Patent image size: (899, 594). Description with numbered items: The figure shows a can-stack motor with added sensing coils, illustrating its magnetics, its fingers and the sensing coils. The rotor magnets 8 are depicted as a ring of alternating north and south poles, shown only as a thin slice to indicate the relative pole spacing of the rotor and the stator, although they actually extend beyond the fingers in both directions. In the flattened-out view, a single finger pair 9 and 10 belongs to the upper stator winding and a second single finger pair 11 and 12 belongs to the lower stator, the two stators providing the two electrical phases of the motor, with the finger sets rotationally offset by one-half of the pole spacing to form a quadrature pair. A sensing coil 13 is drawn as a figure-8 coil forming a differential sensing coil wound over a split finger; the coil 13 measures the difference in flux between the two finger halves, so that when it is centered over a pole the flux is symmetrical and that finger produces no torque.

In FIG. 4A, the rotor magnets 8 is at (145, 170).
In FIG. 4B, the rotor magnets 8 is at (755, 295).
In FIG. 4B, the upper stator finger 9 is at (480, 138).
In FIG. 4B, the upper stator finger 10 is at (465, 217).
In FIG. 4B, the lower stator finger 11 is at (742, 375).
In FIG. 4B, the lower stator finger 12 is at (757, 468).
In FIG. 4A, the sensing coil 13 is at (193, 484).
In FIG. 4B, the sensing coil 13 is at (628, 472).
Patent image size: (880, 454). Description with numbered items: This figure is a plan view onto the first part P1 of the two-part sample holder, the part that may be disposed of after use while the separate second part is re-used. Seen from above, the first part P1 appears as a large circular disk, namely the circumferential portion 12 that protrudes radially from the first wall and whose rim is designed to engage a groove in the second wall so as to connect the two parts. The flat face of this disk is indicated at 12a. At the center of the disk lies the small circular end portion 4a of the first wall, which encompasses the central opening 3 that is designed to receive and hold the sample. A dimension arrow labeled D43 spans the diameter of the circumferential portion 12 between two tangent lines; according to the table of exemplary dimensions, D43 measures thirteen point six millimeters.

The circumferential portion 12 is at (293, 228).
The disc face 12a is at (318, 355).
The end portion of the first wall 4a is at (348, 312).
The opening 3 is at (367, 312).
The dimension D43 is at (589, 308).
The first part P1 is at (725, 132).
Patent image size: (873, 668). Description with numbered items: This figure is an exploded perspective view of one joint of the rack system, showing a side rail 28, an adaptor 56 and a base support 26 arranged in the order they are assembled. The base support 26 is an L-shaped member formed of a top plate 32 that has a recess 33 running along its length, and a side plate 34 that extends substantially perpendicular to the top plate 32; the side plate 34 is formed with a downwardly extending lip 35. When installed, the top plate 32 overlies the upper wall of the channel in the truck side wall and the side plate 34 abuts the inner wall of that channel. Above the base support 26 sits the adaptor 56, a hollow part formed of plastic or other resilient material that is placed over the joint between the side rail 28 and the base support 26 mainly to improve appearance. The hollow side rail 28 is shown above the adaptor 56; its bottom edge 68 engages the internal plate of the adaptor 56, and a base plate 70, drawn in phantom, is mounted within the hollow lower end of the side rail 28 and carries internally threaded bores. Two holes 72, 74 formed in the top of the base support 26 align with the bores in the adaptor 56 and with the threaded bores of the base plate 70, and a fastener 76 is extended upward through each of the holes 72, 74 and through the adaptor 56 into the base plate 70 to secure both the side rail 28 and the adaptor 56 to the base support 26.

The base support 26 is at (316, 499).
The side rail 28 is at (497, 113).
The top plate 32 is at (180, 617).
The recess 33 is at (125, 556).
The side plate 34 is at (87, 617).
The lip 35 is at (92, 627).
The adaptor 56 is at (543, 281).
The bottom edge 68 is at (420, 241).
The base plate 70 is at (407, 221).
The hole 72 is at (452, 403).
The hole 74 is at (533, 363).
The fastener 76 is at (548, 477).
───
SET TASK: Copy out every one of the lines above word for word.

FINAL RESULT:
Patent image size: (899, 594). Description with numbered items: The figure shows a can-stack motor with added sensing coils, illustrating its magnetics, its fingers and the sensing coils. The rotor magnets 8 are depicted as a ring of alternating north and south poles, shown only as a thin slice to indicate the relative pole spacing of the rotor and the stator, although they actually extend beyond the fingers in both directions. In the flattened-out view, a single finger pair 9 and 10 belongs to the upper stator winding and a second single finger pair 11 and 12 belongs to the lower stator, the two stators providing the two electrical phases of the motor, with the finger sets rotationally offset by one-half of the pole spacing to form a quadrature pair. A sensing coil 13 is drawn as a figure-8 coil forming a differential sensing coil wound over a split finger; the coil 13 measures the difference in flux between the two finger halves, so that when it is centered over a pole the flux is symmetrical and that finger produces no torque.

In FIG. 4A, the rotor magnets 8 is at (145, 170).
In FIG. 4B, the rotor magnets 8 is at (755, 295).
In FIG. 4B, the upper stator finger 9 is at (480, 138).
In FIG. 4B, the upper stator finger 10 is at (465, 217).
In FIG. 4B, the lower stator finger 11 is at (742, 375).
In FIG. 4B, the lower stator finger 12 is at (757, 468).
In FIG. 4A, the sensing coil 13 is at (193, 484).
In FIG. 4B, the sensing coil 13 is at (628, 472).
Patent image size: (880, 454). Description with numbered items: This figure is a plan view onto the first part P1 of the two-part sample holder, the part that may be disposed of after use while the separate second part is re-used. Seen from above, the first part P1 appears as a large circular disk, namely the circumferential portion 12 that protrudes radially from the first wall and whose rim is designed to engage a groove in the second wall so as to connect the two parts. The flat face of this disk is indicated at 12a. At the center of the disk lies the small circular end portion 4a of the first wall, which encompasses the central opening 3 that is designed to receive and hold the sample. A dimension arrow labeled D43 spans the diameter of the circumferential portion 12 between two tangent lines; according to the table of exemplary dimensions, D43 measures thirteen point six millimeters.

The circumferential portion 12 is at (293, 228).
The disc face 12a is at (318, 355).
The end portion of the first wall 4a is at (348, 312).
The opening 3 is at (367, 312).
The dimension D43 is at (589, 308).
The first part P1 is at (725, 132).
Patent image size: (873, 668). Description with numbered items: This figure is an exploded perspective view of one joint of the rack system, showing a side rail 28, an adaptor 56 and a base support 26 arranged in the order they are assembled. The base support 26 is an L-shaped member formed of a top plate 32 that has a recess 33 running along its length, and a side plate 34 that extends substantially perpendicular to the top plate 32; the side plate 34 is formed with a downwardly extending lip 35. When installed, the top plate 32 overlies the upper wall of the channel in the truck side wall and the side plate 34 abuts the inner wall of that channel. Above the base support 26 sits the adaptor 56, a hollow part formed of plastic or other resilient material that is placed over the joint between the side rail 28 and the base support 26 mainly to improve appearance. The hollow side rail 28 is shown above the adaptor 56; its bottom edge 68 engages the internal plate of the adaptor 56, and a base plate 70, drawn in phantom, is mounted within the hollow lower end of the side rail 28 and carries internally threaded bores. Two holes 72, 74 formed in the top of the base support 26 align with the bores in the adaptor 56 and with the threaded bores of the base plate 70, and a fastener 76 is extended upward through each of the holes 72, 74 and through the adaptor 56 into the base plate 70 to secure both the side rail 28 and the adaptor 56 to the base support 26.

The base support 26 is at (316, 499).
The side rail 28 is at (497, 113).
The top plate 32 is at (180, 617).
The recess 33 is at (125, 556).
The side plate 34 is at (87, 617).
The lip 35 is at (92, 627).
The adaptor 56 is at (543, 281).
The bottom edge 68 is at (420, 241).
The base plate 70 is at (407, 221).
The hole 72 is at (452, 403).
The hole 74 is at (533, 363).
The fastener 76 is at (548, 477).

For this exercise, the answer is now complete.